▶ **Set exercise**: Every line that contains the word "soir" should be copied.
** START OF Materials provided **
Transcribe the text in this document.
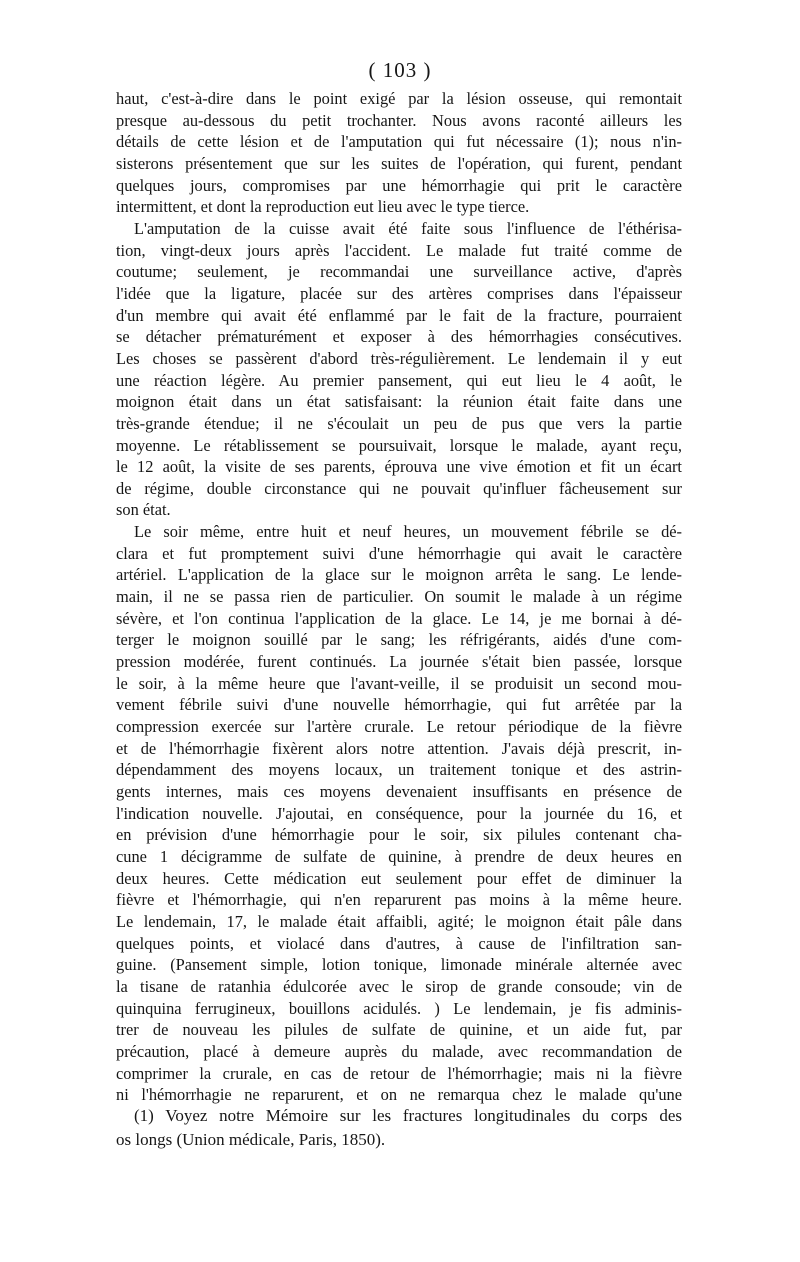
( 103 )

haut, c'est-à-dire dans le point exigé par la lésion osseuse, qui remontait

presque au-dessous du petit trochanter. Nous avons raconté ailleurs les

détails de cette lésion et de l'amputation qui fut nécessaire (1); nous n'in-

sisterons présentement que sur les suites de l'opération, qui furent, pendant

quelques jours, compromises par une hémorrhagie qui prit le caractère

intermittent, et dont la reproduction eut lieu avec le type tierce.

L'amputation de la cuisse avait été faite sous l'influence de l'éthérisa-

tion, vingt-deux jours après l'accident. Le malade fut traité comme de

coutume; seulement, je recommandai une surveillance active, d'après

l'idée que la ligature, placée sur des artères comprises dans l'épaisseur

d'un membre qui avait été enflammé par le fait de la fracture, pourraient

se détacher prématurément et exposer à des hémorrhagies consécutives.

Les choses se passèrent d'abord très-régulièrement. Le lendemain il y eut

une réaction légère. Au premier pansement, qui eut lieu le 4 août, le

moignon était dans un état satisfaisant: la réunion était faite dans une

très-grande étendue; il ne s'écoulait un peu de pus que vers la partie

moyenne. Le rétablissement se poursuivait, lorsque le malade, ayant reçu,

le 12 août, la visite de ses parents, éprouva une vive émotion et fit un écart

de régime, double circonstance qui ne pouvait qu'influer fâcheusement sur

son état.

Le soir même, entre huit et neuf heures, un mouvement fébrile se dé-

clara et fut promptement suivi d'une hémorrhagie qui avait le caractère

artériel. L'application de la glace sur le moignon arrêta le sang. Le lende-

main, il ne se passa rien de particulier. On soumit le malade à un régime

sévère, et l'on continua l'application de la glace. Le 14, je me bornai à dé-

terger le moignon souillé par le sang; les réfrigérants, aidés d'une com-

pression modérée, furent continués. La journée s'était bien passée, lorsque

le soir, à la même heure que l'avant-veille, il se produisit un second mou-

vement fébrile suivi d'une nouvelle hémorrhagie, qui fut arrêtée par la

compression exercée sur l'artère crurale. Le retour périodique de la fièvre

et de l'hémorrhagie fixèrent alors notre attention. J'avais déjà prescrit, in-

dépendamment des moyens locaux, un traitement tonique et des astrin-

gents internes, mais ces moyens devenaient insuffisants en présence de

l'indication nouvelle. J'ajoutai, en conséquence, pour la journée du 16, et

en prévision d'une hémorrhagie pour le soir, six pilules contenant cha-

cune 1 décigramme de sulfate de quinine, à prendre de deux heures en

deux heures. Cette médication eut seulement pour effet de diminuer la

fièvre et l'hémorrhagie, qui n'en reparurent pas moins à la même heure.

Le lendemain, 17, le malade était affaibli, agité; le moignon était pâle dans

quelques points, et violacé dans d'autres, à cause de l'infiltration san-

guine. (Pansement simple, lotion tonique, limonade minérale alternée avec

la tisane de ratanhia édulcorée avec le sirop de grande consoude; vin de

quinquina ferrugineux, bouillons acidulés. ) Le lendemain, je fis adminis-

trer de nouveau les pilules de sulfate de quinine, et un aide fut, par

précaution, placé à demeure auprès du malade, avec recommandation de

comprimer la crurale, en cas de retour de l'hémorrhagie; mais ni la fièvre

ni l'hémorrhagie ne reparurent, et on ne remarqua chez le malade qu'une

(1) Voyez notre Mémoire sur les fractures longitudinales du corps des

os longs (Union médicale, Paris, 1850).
** END OF Materials provided **
▶ **Solved exercise**:
Le soir même, entre huit et neuf heures, un mouvement fébrile se dé-
le soir, à la même heure que l'avant-veille, il se produisit un second mou-
en prévision d'une hémorrhagie pour le soir, six pilules contenant cha-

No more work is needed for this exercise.